Data entries:

>>>

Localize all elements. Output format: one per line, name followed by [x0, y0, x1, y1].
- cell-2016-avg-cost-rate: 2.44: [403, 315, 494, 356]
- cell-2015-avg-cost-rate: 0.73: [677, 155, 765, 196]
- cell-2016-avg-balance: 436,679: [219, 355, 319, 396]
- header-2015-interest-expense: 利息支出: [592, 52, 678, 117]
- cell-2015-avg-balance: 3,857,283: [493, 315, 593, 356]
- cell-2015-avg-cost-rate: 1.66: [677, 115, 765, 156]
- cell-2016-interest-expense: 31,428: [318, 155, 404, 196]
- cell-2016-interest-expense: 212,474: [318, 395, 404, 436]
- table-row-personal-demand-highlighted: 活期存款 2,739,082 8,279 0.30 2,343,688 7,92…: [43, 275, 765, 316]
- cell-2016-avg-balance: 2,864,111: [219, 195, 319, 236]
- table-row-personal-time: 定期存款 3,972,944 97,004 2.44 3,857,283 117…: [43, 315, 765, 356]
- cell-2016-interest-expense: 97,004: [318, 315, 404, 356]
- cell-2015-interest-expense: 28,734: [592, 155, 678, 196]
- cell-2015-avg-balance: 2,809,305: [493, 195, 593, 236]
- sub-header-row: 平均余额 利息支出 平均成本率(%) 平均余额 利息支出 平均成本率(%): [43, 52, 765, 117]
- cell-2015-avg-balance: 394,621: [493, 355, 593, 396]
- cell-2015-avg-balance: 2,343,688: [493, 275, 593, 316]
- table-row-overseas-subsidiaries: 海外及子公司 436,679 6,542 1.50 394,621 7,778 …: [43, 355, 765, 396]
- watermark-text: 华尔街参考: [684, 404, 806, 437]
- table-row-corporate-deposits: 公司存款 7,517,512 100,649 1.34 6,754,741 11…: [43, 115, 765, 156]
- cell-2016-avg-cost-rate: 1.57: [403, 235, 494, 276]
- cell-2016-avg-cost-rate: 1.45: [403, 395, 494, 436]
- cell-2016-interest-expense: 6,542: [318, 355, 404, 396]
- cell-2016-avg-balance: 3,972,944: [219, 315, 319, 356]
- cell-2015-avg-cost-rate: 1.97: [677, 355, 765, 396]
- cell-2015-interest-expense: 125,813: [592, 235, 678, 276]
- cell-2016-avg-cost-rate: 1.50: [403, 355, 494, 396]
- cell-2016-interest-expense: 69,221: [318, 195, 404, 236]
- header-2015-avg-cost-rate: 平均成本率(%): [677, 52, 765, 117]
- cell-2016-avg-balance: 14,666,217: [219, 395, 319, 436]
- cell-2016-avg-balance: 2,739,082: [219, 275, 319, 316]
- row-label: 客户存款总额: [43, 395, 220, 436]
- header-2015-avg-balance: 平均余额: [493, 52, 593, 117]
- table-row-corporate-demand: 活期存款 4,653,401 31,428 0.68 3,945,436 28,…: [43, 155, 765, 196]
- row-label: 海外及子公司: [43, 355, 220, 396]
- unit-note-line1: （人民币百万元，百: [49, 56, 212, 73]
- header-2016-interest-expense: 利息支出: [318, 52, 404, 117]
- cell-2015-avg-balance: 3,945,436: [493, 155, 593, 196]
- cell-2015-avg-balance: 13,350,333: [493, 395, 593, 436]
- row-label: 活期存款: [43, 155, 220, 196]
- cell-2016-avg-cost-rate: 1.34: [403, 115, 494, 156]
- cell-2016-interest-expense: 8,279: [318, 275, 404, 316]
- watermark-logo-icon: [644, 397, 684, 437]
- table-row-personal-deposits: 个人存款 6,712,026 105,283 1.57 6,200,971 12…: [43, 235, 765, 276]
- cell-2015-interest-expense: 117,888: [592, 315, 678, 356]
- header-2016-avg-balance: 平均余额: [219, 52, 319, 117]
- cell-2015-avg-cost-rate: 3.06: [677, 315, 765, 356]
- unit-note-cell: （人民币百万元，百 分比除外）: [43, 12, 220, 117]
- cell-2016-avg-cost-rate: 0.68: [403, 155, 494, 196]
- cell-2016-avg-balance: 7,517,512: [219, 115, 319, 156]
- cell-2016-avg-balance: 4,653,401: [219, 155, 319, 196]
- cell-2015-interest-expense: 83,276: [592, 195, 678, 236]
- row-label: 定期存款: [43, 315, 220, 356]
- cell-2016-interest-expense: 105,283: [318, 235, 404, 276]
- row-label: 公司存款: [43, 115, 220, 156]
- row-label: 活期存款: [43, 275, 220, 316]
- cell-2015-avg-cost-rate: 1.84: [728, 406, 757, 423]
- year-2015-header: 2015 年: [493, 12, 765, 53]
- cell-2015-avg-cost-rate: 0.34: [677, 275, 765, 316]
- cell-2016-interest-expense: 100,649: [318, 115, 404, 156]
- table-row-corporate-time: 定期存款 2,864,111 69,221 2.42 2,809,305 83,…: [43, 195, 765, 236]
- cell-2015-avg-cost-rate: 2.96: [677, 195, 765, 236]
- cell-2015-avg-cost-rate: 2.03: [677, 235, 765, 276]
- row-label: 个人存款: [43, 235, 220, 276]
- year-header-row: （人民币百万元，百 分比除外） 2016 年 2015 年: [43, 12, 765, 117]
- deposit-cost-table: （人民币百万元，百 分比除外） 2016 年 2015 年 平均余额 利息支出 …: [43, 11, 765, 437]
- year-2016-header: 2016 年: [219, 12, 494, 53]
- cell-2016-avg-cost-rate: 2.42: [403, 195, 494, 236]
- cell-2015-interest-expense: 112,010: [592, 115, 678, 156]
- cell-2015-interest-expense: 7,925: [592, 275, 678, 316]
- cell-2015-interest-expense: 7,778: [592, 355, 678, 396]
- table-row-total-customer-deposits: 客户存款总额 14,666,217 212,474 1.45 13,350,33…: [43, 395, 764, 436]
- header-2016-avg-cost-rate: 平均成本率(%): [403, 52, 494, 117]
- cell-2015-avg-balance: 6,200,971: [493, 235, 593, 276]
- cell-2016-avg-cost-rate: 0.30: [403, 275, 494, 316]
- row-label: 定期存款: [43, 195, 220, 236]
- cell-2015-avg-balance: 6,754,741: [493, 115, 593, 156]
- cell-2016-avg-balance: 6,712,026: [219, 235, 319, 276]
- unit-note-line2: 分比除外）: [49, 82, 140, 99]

<<<

DIRECTIVE
Transcribe every line of the listing above verbatim.

ANSWER TO THE TASK
Localize all elements. Output format: one per line, name followed by [x0, y0, x1, y1].
- cell-2016-avg-cost-rate: 2.44: [403, 315, 494, 356]
- cell-2015-avg-cost-rate: 0.73: [677, 155, 765, 196]
- cell-2016-avg-balance: 436,679: [219, 355, 319, 396]
- header-2015-interest-expense: 利息支出: [592, 52, 678, 117]
- cell-2015-avg-balance: 3,857,283: [493, 315, 593, 356]
- cell-2015-avg-cost-rate: 1.66: [677, 115, 765, 156]
- cell-2016-interest-expense: 31,428: [318, 155, 404, 196]
- cell-2016-interest-expense: 212,474: [318, 395, 404, 436]
- table-row-personal-demand-highlighted: 活期存款 2,739,082 8,279 0.30 2,343,688 7,92…: [43, 275, 765, 316]
- cell-2016-avg-balance: 2,864,111: [219, 195, 319, 236]
- table-row-personal-time: 定期存款 3,972,944 97,004 2.44 3,857,283 117…: [43, 315, 765, 356]
- cell-2016-interest-expense: 97,004: [318, 315, 404, 356]
- cell-2015-interest-expense: 28,734: [592, 155, 678, 196]
- cell-2015-avg-balance: 2,809,305: [493, 195, 593, 236]
- sub-header-row: 平均余额 利息支出 平均成本率(%) 平均余额 利息支出 平均成本率(%): [43, 52, 765, 117]
- cell-2015-avg-balance: 394,621: [493, 355, 593, 396]
- cell-2015-avg-balance: 2,343,688: [493, 275, 593, 316]
- table-row-overseas-subsidiaries: 海外及子公司 436,679 6,542 1.50 394,621 7,778 …: [43, 355, 765, 396]
- watermark-text: 华尔街参考: [684, 404, 806, 437]
- table-row-corporate-deposits: 公司存款 7,517,512 100,649 1.34 6,754,741 11…: [43, 115, 765, 156]
- cell-2016-avg-cost-rate: 1.57: [403, 235, 494, 276]
- cell-2016-avg-cost-rate: 1.45: [403, 395, 494, 436]
- cell-2016-interest-expense: 6,542: [318, 355, 404, 396]
- cell-2016-avg-balance: 3,972,944: [219, 315, 319, 356]
- cell-2015-avg-cost-rate: 1.97: [677, 355, 765, 396]
- cell-2015-interest-expense: 125,813: [592, 235, 678, 276]
- cell-2016-avg-cost-rate: 1.50: [403, 355, 494, 396]
- cell-2016-interest-expense: 69,221: [318, 195, 404, 236]
- header-2015-avg-cost-rate: 平均成本率(%): [677, 52, 765, 117]
- cell-2016-avg-balance: 14,666,217: [219, 395, 319, 436]
- cell-2016-avg-balance: 2,739,082: [219, 275, 319, 316]
- row-label: 客户存款总额: [43, 395, 220, 436]
- header-2015-avg-balance: 平均余额: [493, 52, 593, 117]
- table-row-corporate-demand: 活期存款 4,653,401 31,428 0.68 3,945,436 28,…: [43, 155, 765, 196]
- row-label: 海外及子公司: [43, 355, 220, 396]
- unit-note-line1: （人民币百万元，百: [49, 56, 212, 73]
- header-2016-interest-expense: 利息支出: [318, 52, 404, 117]
- cell-2015-avg-balance: 3,945,436: [493, 155, 593, 196]
- cell-2015-avg-balance: 13,350,333: [493, 395, 593, 436]
- row-label: 活期存款: [43, 155, 220, 196]
- cell-2016-avg-cost-rate: 1.34: [403, 115, 494, 156]
- cell-2016-interest-expense: 8,279: [318, 275, 404, 316]
- watermark-logo-icon: [644, 397, 684, 437]
- table-row-personal-deposits: 个人存款 6,712,026 105,283 1.57 6,200,971 12…: [43, 235, 765, 276]
- cell-2015-interest-expense: 117,888: [592, 315, 678, 356]
- header-2016-avg-balance: 平均余额: [219, 52, 319, 117]
- cell-2015-avg-cost-rate: 3.06: [677, 315, 765, 356]
- unit-note-cell: （人民币百万元，百 分比除外）: [43, 12, 220, 117]
- cell-2016-avg-cost-rate: 0.68: [403, 155, 494, 196]
- cell-2016-avg-balance: 7,517,512: [219, 115, 319, 156]
- cell-2016-avg-balance: 4,653,401: [219, 155, 319, 196]
- cell-2015-interest-expense: 83,276: [592, 195, 678, 236]
- row-label: 定期存款: [43, 315, 220, 356]
- cell-2016-interest-expense: 105,283: [318, 235, 404, 276]
- row-label: 公司存款: [43, 115, 220, 156]
- row-label: 活期存款: [43, 275, 220, 316]
- cell-2015-avg-cost-rate: 1.84: [728, 406, 757, 423]
- year-2015-header: 2015 年: [493, 12, 765, 53]
- cell-2015-avg-cost-rate: 0.34: [677, 275, 765, 316]
- cell-2016-interest-expense: 100,649: [318, 115, 404, 156]
- table-row-corporate-time: 定期存款 2,864,111 69,221 2.42 2,809,305 83,…: [43, 195, 765, 236]
- cell-2015-avg-cost-rate: 2.96: [677, 195, 765, 236]
- cell-2015-avg-cost-rate: 2.03: [677, 235, 765, 276]
- row-label: 个人存款: [43, 235, 220, 276]
- year-header-row: （人民币百万元，百 分比除外） 2016 年 2015 年: [43, 12, 765, 117]
- deposit-cost-table: （人民币百万元，百 分比除外） 2016 年 2015 年 平均余额 利息支出 …: [43, 11, 765, 437]
- year-2016-header: 2016 年: [219, 12, 494, 53]
- cell-2016-avg-cost-rate: 2.42: [403, 195, 494, 236]
- cell-2015-interest-expense: 112,010: [592, 115, 678, 156]
- cell-2015-interest-expense: 7,925: [592, 275, 678, 316]
- cell-2015-interest-expense: 7,778: [592, 355, 678, 396]
- table-row-total-customer-deposits: 客户存款总额 14,666,217 212,474 1.45 13,350,33…: [43, 395, 764, 436]
- header-2016-avg-cost-rate: 平均成本率(%): [403, 52, 494, 117]
- cell-2015-avg-balance: 6,200,971: [493, 235, 593, 276]
- cell-2016-avg-cost-rate: 0.30: [403, 275, 494, 316]
- row-label: 定期存款: [43, 195, 220, 236]
- cell-2015-avg-balance: 6,754,741: [493, 115, 593, 156]
- cell-2016-avg-balance: 6,712,026: [219, 235, 319, 276]
- unit-note-line2: 分比除外）: [49, 82, 140, 99]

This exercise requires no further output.